INPUT RECORDS:
____________________

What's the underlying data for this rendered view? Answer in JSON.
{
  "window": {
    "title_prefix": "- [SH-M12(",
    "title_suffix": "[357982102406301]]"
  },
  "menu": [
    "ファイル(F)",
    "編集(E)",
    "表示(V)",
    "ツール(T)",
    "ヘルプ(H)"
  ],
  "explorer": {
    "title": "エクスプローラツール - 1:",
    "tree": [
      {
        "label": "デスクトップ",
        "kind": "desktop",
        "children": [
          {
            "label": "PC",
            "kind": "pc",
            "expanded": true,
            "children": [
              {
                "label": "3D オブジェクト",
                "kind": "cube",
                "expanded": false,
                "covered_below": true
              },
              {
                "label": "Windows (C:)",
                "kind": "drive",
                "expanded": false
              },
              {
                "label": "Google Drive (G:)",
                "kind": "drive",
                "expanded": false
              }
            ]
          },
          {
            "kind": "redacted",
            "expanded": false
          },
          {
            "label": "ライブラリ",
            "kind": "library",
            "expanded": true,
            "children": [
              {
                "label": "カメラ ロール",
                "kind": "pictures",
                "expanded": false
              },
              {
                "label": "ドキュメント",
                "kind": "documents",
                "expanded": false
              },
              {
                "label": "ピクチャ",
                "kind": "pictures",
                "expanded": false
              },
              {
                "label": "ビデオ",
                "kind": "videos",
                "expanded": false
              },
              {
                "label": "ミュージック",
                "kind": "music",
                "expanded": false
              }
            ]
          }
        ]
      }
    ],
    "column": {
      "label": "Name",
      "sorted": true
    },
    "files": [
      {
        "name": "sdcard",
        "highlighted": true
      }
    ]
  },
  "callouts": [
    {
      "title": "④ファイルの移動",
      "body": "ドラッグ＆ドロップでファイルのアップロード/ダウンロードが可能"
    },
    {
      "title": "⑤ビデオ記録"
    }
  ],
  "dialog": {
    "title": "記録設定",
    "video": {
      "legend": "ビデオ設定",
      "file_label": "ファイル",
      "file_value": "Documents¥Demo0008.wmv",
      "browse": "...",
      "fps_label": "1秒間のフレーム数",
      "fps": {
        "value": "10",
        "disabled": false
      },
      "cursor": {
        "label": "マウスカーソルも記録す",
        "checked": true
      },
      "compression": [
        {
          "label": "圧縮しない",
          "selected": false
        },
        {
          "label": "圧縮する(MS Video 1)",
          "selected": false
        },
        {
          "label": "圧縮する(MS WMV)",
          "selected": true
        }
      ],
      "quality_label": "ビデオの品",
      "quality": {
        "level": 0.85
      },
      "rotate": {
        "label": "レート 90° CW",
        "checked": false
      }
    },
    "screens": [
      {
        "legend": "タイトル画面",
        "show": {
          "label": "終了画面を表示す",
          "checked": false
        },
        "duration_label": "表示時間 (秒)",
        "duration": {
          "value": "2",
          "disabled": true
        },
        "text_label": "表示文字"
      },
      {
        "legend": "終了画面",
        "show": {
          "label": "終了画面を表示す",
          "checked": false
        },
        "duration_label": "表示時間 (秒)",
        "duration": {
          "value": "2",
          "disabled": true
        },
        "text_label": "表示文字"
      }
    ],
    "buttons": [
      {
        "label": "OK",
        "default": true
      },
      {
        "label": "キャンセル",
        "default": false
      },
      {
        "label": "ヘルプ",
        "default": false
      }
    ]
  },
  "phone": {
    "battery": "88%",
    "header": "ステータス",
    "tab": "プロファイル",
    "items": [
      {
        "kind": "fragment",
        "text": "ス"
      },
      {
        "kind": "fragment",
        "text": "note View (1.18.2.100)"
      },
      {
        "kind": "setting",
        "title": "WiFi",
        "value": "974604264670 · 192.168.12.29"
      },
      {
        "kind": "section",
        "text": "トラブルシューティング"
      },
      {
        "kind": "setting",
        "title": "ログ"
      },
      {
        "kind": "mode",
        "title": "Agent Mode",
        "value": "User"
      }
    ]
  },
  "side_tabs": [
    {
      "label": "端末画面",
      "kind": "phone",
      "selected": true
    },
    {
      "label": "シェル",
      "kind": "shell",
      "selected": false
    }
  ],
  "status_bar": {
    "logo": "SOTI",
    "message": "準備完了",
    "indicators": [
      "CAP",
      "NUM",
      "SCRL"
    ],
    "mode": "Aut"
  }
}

____________________

REQUIREMENT: Set down the entries verbatim, leaving none out.

SOLUTION TO THE PROBLEM:
What's the underlying data for this rendered view? Answer in JSON.
{
  "window": {
    "title_prefix": "- [SH-M12(",
    "title_suffix": "[357982102406301]]"
  },
  "menu": [
    "ファイル(F)",
    "編集(E)",
    "表示(V)",
    "ツール(T)",
    "ヘルプ(H)"
  ],
  "explorer": {
    "title": "エクスプローラツール - 1:",
    "tree": [
      {
        "label": "デスクトップ",
        "kind": "desktop",
        "children": [
          {
            "label": "PC",
            "kind": "pc",
            "expanded": true,
            "children": [
              {
                "label": "3D オブジェクト",
                "kind": "cube",
                "expanded": false,
                "covered_below": true
              },
              {
                "label": "Windows (C:)",
                "kind": "drive",
                "expanded": false
              },
              {
                "label": "Google Drive (G:)",
                "kind": "drive",
                "expanded": false
              }
            ]
          },
          {
            "kind": "redacted",
            "expanded": false
          },
          {
            "label": "ライブラリ",
            "kind": "library",
            "expanded": true,
            "children": [
              {
                "label": "カメラ ロール",
                "kind": "pictures",
                "expanded": false
              },
              {
                "label": "ドキュメント",
                "kind": "documents",
                "expanded": false
              },
              {
                "label": "ピクチャ",
                "kind": "pictures",
                "expanded": false
              },
              {
                "label": "ビデオ",
                "kind": "videos",
                "expanded": false
              },
              {
                "label": "ミュージック",
                "kind": "music",
                "expanded": false
              }
            ]
          }
        ]
      }
    ],
    "column": {
      "label": "Name",
      "sorted": true
    },
    "files": [
      {
        "name": "sdcard",
        "highlighted": true
      }
    ]
  },
  "callouts": [
    {
      "title": "④ファイルの移動",
      "body": "ドラッグ＆ドロップでファイルのアップロード/ダウンロードが可能"
    },
    {
      "title": "⑤ビデオ記録"
    }
  ],
  "dialog": {
    "title": "記録設定",
    "video": {
      "legend": "ビデオ設定",
      "file_label": "ファイル",
      "file_value": "Documents¥Demo0008.wmv",
      "browse": "...",
      "fps_label": "1秒間のフレーム数",
      "fps": {
        "value": "10",
        "disabled": false
      },
      "cursor": {
        "label": "マウスカーソルも記録す",
        "checked": true
      },
      "compression": [
        {
          "label": "圧縮しない",
          "selected": false
        },
        {
          "label": "圧縮する(MS Video 1)",
          "selected": false
        },
        {
          "label": "圧縮する(MS WMV)",
          "selected": true
        }
      ],
      "quality_label": "ビデオの品",
      "quality": {
        "level": 0.85
      },
      "rotate": {
        "label": "レート 90° CW",
        "checked": false
      }
    },
    "screens": [
      {
        "legend": "タイトル画面",
        "show": {
          "label": "終了画面を表示す",
          "checked": false
        },
        "duration_label": "表示時間 (秒)",
        "duration": {
          "value": "2",
          "disabled": true
        },
        "text_label": "表示文字"
      },
      {
        "legend": "終了画面",
        "show": {
          "label": "終了画面を表示す",
          "checked": false
        },
        "duration_label": "表示時間 (秒)",
        "duration": {
          "value": "2",
          "disabled": true
        },
        "text_label": "表示文字"
      }
    ],
    "buttons": [
      {
        "label": "OK",
        "default": true
      },
      {
        "label": "キャンセル",
        "default": false
      },
      {
        "label": "ヘルプ",
        "default": false
      }
    ]
  },
  "phone": {
    "battery": "88%",
    "header": "ステータス",
    "tab": "プロファイル",
    "items": [
      {
        "kind": "fragment",
        "text": "ス"
      },
      {
        "kind": "fragment",
        "text": "note View (1.18.2.100)"
      },
      {
        "kind": "setting",
        "title": "WiFi",
        "value": "974604264670 · 192.168.12.29"
      },
      {
        "kind": "section",
        "text": "トラブルシューティング"
      },
      {
        "kind": "setting",
        "title": "ログ"
      },
      {
        "kind": "mode",
        "title": "Agent Mode",
        "value": "User"
      }
    ]
  },
  "side_tabs": [
    {
      "label": "端末画面",
      "kind": "phone",
      "selected": true
    },
    {
      "label": "シェル",
      "kind": "shell",
      "selected": false
    }
  ],
  "status_bar": {
    "logo": "SOTI",
    "message": "準備完了",
    "indicators": [
      "CAP",
      "NUM",
      "SCRL"
    ],
    "mode": "Aut"
  }
}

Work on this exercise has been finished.